▶ [What to produce]
Every line below should be repeated exactly.

▶ [Provided data]
..............................

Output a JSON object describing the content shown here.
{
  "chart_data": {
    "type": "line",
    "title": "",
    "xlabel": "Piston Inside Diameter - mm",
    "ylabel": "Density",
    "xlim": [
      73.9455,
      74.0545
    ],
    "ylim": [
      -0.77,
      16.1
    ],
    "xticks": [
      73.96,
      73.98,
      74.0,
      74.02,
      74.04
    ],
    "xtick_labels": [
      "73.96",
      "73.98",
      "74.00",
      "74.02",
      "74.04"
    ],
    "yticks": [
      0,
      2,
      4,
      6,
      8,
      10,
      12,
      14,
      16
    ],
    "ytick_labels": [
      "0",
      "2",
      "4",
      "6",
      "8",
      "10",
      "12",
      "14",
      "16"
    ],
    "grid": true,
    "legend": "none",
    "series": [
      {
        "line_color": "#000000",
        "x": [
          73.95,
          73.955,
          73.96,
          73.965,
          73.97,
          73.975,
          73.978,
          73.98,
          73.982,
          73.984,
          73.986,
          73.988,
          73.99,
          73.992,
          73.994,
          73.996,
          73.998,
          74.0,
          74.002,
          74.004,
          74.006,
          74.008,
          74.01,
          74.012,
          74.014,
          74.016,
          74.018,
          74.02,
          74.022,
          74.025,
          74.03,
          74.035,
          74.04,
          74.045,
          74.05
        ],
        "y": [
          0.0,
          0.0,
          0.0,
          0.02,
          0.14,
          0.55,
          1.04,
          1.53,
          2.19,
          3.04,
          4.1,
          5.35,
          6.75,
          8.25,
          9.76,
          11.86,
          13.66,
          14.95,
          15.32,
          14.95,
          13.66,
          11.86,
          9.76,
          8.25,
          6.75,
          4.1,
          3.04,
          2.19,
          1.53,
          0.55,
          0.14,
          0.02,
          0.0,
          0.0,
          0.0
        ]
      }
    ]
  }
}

..............................

▶ [The output]
Output a JSON object describing the content shown here.
{
  "chart_data": {
    "type": "line",
    "title": "",
    "xlabel": "Piston Inside Diameter - mm",
    "ylabel": "Density",
    "xlim": [
      73.9455,
      74.0545
    ],
    "ylim": [
      -0.77,
      16.1
    ],
    "xticks": [
      73.96,
      73.98,
      74.0,
      74.02,
      74.04
    ],
    "xtick_labels": [
      "73.96",
      "73.98",
      "74.00",
      "74.02",
      "74.04"
    ],
    "yticks": [
      0,
      2,
      4,
      6,
      8,
      10,
      12,
      14,
      16
    ],
    "ytick_labels": [
      "0",
      "2",
      "4",
      "6",
      "8",
      "10",
      "12",
      "14",
      "16"
    ],
    "grid": true,
    "legend": "none",
    "series": [
      {
        "line_color": "#000000",
        "x": [
          73.95,
          73.955,
          73.96,
          73.965,
          73.97,
          73.975,
          73.978,
          73.98,
          73.982,
          73.984,
          73.986,
          73.988,
          73.99,
          73.992,
          73.994,
          73.996,
          73.998,
          74.0,
          74.002,
          74.004,
          74.006,
          74.008,
          74.01,
          74.012,
          74.014,
          74.016,
          74.018,
          74.02,
          74.022,
          74.025,
          74.03,
          74.035,
          74.04,
          74.045,
          74.05
        ],
        "y": [
          0.0,
          0.0,
          0.0,
          0.02,
          0.14,
          0.55,
          1.04,
          1.53,
          2.19,
          3.04,
          4.1,
          5.35,
          6.75,
          8.25,
          9.76,
          11.86,
          13.66,
          14.95,
          15.32,
          14.95,
          13.66,
          11.86,
          9.76,
          8.25,
          6.75,
          4.1,
          3.04,
          2.19,
          1.53,
          0.55,
          0.14,
          0.02,
          0.0,
          0.0,
          0.0
        ]
      }
    ]
  }
}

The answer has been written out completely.